• Task prompt
Print the records again, character for character.
──────── Records provided ────────
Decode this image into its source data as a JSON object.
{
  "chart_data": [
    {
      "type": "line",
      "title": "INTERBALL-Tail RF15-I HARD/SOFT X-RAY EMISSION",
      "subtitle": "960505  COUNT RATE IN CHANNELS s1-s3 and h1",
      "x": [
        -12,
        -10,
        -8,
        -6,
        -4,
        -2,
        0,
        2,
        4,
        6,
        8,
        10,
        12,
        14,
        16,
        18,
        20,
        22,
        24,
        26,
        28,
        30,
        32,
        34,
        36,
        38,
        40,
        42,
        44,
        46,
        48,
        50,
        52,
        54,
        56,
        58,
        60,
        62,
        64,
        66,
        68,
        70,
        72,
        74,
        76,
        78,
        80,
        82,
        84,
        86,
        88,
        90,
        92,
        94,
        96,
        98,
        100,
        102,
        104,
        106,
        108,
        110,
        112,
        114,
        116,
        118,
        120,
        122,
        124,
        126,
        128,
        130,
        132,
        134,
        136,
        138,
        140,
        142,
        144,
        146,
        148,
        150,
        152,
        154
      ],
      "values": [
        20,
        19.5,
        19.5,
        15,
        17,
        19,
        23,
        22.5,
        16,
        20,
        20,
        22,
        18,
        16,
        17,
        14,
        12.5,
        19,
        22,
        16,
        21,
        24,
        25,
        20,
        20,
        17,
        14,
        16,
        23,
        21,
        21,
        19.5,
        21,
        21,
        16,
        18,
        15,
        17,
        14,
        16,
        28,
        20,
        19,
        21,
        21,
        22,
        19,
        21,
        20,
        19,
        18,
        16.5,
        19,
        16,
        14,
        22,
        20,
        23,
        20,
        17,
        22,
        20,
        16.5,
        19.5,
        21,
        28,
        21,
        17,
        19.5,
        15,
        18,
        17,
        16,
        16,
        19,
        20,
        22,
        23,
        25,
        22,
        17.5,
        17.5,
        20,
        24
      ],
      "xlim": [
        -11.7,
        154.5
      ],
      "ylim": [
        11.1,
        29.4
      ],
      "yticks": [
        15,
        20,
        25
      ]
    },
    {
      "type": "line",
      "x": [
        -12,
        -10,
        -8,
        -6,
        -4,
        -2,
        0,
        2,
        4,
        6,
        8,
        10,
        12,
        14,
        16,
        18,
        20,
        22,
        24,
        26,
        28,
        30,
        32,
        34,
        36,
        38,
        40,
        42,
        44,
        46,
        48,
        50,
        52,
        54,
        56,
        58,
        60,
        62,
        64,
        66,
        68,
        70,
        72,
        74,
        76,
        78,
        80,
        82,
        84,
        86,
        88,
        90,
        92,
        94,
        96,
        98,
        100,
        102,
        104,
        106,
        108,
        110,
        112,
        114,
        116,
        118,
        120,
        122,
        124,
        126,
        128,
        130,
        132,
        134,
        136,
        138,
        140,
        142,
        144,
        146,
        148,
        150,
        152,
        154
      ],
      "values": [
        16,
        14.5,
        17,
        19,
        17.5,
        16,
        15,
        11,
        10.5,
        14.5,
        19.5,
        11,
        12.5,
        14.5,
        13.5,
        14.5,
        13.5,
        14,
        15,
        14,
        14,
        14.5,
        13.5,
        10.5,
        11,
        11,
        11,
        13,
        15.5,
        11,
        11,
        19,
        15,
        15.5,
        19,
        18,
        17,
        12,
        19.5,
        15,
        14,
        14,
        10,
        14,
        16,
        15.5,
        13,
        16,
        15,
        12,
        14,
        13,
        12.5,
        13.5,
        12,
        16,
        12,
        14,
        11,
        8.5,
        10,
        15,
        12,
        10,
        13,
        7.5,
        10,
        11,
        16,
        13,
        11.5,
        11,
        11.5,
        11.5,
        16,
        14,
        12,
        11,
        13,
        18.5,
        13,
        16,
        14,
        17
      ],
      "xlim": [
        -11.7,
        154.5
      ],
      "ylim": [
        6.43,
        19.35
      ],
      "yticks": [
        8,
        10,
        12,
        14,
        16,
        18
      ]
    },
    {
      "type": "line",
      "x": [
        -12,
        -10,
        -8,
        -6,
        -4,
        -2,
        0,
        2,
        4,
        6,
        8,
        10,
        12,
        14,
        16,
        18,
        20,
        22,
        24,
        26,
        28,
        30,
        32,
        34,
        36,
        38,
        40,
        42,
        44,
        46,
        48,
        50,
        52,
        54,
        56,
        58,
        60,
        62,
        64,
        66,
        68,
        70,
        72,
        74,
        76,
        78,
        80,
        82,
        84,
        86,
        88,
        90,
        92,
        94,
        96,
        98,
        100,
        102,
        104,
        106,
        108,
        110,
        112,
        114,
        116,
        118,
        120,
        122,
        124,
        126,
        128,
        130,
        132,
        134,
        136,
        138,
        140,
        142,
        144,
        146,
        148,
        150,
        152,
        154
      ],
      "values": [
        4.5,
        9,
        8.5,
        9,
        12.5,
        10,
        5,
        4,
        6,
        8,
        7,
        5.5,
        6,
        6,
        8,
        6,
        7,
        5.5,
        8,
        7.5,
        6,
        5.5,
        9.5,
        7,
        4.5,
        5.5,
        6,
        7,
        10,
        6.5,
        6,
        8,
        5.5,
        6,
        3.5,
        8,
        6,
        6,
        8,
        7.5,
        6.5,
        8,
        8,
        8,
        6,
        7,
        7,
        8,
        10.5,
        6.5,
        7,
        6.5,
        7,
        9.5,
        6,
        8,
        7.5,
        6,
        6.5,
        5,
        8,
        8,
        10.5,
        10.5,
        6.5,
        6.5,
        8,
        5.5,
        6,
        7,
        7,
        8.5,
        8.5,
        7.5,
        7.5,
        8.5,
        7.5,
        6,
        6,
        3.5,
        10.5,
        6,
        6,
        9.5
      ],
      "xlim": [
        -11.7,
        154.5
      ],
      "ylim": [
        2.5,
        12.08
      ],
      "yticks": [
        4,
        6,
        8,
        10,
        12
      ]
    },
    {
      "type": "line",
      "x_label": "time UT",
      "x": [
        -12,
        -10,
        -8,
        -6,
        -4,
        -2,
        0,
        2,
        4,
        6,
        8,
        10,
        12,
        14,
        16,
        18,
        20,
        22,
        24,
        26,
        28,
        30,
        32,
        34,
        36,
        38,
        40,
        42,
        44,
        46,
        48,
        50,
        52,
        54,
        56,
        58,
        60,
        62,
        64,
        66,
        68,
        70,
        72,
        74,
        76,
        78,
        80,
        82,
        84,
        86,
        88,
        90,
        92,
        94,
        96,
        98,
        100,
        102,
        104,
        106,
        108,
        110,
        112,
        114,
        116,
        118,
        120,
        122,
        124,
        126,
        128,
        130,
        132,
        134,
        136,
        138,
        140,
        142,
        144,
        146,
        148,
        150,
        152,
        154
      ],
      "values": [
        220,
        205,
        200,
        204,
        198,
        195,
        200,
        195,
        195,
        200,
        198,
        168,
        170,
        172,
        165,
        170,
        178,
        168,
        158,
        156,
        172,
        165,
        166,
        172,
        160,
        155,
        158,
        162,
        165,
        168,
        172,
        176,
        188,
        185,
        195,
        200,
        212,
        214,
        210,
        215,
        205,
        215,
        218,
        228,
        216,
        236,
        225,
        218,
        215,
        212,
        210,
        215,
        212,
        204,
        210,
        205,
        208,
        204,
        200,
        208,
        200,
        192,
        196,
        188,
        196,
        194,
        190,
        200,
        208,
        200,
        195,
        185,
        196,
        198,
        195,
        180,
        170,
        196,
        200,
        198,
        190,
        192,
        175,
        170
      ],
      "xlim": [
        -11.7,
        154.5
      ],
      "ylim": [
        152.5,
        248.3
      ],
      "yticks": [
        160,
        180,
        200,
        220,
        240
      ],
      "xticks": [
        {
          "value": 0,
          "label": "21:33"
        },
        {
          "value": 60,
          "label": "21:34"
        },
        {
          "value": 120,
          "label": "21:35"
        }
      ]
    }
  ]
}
────────
• Answer below
Decode this image into its source data as a JSON object.
{
  "chart_data": [
    {
      "type": "line",
      "title": "INTERBALL-Tail RF15-I HARD/SOFT X-RAY EMISSION",
      "subtitle": "960505  COUNT RATE IN CHANNELS s1-s3 and h1",
      "x": [
        -12,
        -10,
        -8,
        -6,
        -4,
        -2,
        0,
        2,
        4,
        6,
        8,
        10,
        12,
        14,
        16,
        18,
        20,
        22,
        24,
        26,
        28,
        30,
        32,
        34,
        36,
        38,
        40,
        42,
        44,
        46,
        48,
        50,
        52,
        54,
        56,
        58,
        60,
        62,
        64,
        66,
        68,
        70,
        72,
        74,
        76,
        78,
        80,
        82,
        84,
        86,
        88,
        90,
        92,
        94,
        96,
        98,
        100,
        102,
        104,
        106,
        108,
        110,
        112,
        114,
        116,
        118,
        120,
        122,
        124,
        126,
        128,
        130,
        132,
        134,
        136,
        138,
        140,
        142,
        144,
        146,
        148,
        150,
        152,
        154
      ],
      "values": [
        20,
        19.5,
        19.5,
        15,
        17,
        19,
        23,
        22.5,
        16,
        20,
        20,
        22,
        18,
        16,
        17,
        14,
        12.5,
        19,
        22,
        16,
        21,
        24,
        25,
        20,
        20,
        17,
        14,
        16,
        23,
        21,
        21,
        19.5,
        21,
        21,
        16,
        18,
        15,
        17,
        14,
        16,
        28,
        20,
        19,
        21,
        21,
        22,
        19,
        21,
        20,
        19,
        18,
        16.5,
        19,
        16,
        14,
        22,
        20,
        23,
        20,
        17,
        22,
        20,
        16.5,
        19.5,
        21,
        28,
        21,
        17,
        19.5,
        15,
        18,
        17,
        16,
        16,
        19,
        20,
        22,
        23,
        25,
        22,
        17.5,
        17.5,
        20,
        24
      ],
      "xlim": [
        -11.7,
        154.5
      ],
      "ylim": [
        11.1,
        29.4
      ],
      "yticks": [
        15,
        20,
        25
      ]
    },
    {
      "type": "line",
      "x": [
        -12,
        -10,
        -8,
        -6,
        -4,
        -2,
        0,
        2,
        4,
        6,
        8,
        10,
        12,
        14,
        16,
        18,
        20,
        22,
        24,
        26,
        28,
        30,
        32,
        34,
        36,
        38,
        40,
        42,
        44,
        46,
        48,
        50,
        52,
        54,
        56,
        58,
        60,
        62,
        64,
        66,
        68,
        70,
        72,
        74,
        76,
        78,
        80,
        82,
        84,
        86,
        88,
        90,
        92,
        94,
        96,
        98,
        100,
        102,
        104,
        106,
        108,
        110,
        112,
        114,
        116,
        118,
        120,
        122,
        124,
        126,
        128,
        130,
        132,
        134,
        136,
        138,
        140,
        142,
        144,
        146,
        148,
        150,
        152,
        154
      ],
      "values": [
        16,
        14.5,
        17,
        19,
        17.5,
        16,
        15,
        11,
        10.5,
        14.5,
        19.5,
        11,
        12.5,
        14.5,
        13.5,
        14.5,
        13.5,
        14,
        15,
        14,
        14,
        14.5,
        13.5,
        10.5,
        11,
        11,
        11,
        13,
        15.5,
        11,
        11,
        19,
        15,
        15.5,
        19,
        18,
        17,
        12,
        19.5,
        15,
        14,
        14,
        10,
        14,
        16,
        15.5,
        13,
        16,
        15,
        12,
        14,
        13,
        12.5,
        13.5,
        12,
        16,
        12,
        14,
        11,
        8.5,
        10,
        15,
        12,
        10,
        13,
        7.5,
        10,
        11,
        16,
        13,
        11.5,
        11,
        11.5,
        11.5,
        16,
        14,
        12,
        11,
        13,
        18.5,
        13,
        16,
        14,
        17
      ],
      "xlim": [
        -11.7,
        154.5
      ],
      "ylim": [
        6.43,
        19.35
      ],
      "yticks": [
        8,
        10,
        12,
        14,
        16,
        18
      ]
    },
    {
      "type": "line",
      "x": [
        -12,
        -10,
        -8,
        -6,
        -4,
        -2,
        0,
        2,
        4,
        6,
        8,
        10,
        12,
        14,
        16,
        18,
        20,
        22,
        24,
        26,
        28,
        30,
        32,
        34,
        36,
        38,
        40,
        42,
        44,
        46,
        48,
        50,
        52,
        54,
        56,
        58,
        60,
        62,
        64,
        66,
        68,
        70,
        72,
        74,
        76,
        78,
        80,
        82,
        84,
        86,
        88,
        90,
        92,
        94,
        96,
        98,
        100,
        102,
        104,
        106,
        108,
        110,
        112,
        114,
        116,
        118,
        120,
        122,
        124,
        126,
        128,
        130,
        132,
        134,
        136,
        138,
        140,
        142,
        144,
        146,
        148,
        150,
        152,
        154
      ],
      "values": [
        4.5,
        9,
        8.5,
        9,
        12.5,
        10,
        5,
        4,
        6,
        8,
        7,
        5.5,
        6,
        6,
        8,
        6,
        7,
        5.5,
        8,
        7.5,
        6,
        5.5,
        9.5,
        7,
        4.5,
        5.5,
        6,
        7,
        10,
        6.5,
        6,
        8,
        5.5,
        6,
        3.5,
        8,
        6,
        6,
        8,
        7.5,
        6.5,
        8,
        8,
        8,
        6,
        7,
        7,
        8,
        10.5,
        6.5,
        7,
        6.5,
        7,
        9.5,
        6,
        8,
        7.5,
        6,
        6.5,
        5,
        8,
        8,
        10.5,
        10.5,
        6.5,
        6.5,
        8,
        5.5,
        6,
        7,
        7,
        8.5,
        8.5,
        7.5,
        7.5,
        8.5,
        7.5,
        6,
        6,
        3.5,
        10.5,
        6,
        6,
        9.5
      ],
      "xlim": [
        -11.7,
        154.5
      ],
      "ylim": [
        2.5,
        12.08
      ],
      "yticks": [
        4,
        6,
        8,
        10,
        12
      ]
    },
    {
      "type": "line",
      "x_label": "time UT",
      "x": [
        -12,
        -10,
        -8,
        -6,
        -4,
        -2,
        0,
        2,
        4,
        6,
        8,
        10,
        12,
        14,
        16,
        18,
        20,
        22,
        24,
        26,
        28,
        30,
        32,
        34,
        36,
        38,
        40,
        42,
        44,
        46,
        48,
        50,
        52,
        54,
        56,
        58,
        60,
        62,
        64,
        66,
        68,
        70,
        72,
        74,
        76,
        78,
        80,
        82,
        84,
        86,
        88,
        90,
        92,
        94,
        96,
        98,
        100,
        102,
        104,
        106,
        108,
        110,
        112,
        114,
        116,
        118,
        120,
        122,
        124,
        126,
        128,
        130,
        132,
        134,
        136,
        138,
        140,
        142,
        144,
        146,
        148,
        150,
        152,
        154
      ],
      "values": [
        220,
        205,
        200,
        204,
        198,
        195,
        200,
        195,
        195,
        200,
        198,
        168,
        170,
        172,
        165,
        170,
        178,
        168,
        158,
        156,
        172,
        165,
        166,
        172,
        160,
        155,
        158,
        162,
        165,
        168,
        172,
        176,
        188,
        185,
        195,
        200,
        212,
        214,
        210,
        215,
        205,
        215,
        218,
        228,
        216,
        236,
        225,
        218,
        215,
        212,
        210,
        215,
        212,
        204,
        210,
        205,
        208,
        204,
        200,
        208,
        200,
        192,
        196,
        188,
        196,
        194,
        190,
        200,
        208,
        200,
        195,
        185,
        196,
        198,
        195,
        180,
        170,
        196,
        200,
        198,
        190,
        192,
        175,
        170
      ],
      "xlim": [
        -11.7,
        154.5
      ],
      "ylim": [
        152.5,
        248.3
      ],
      "yticks": [
        160,
        180,
        200,
        220,
        240
      ],
      "xticks": [
        {
          "value": 0,
          "label": "21:33"
        },
        {
          "value": 60,
          "label": "21:34"
        },
        {
          "value": 120,
          "label": "21:35"
        }
      ]
    }
  ]
}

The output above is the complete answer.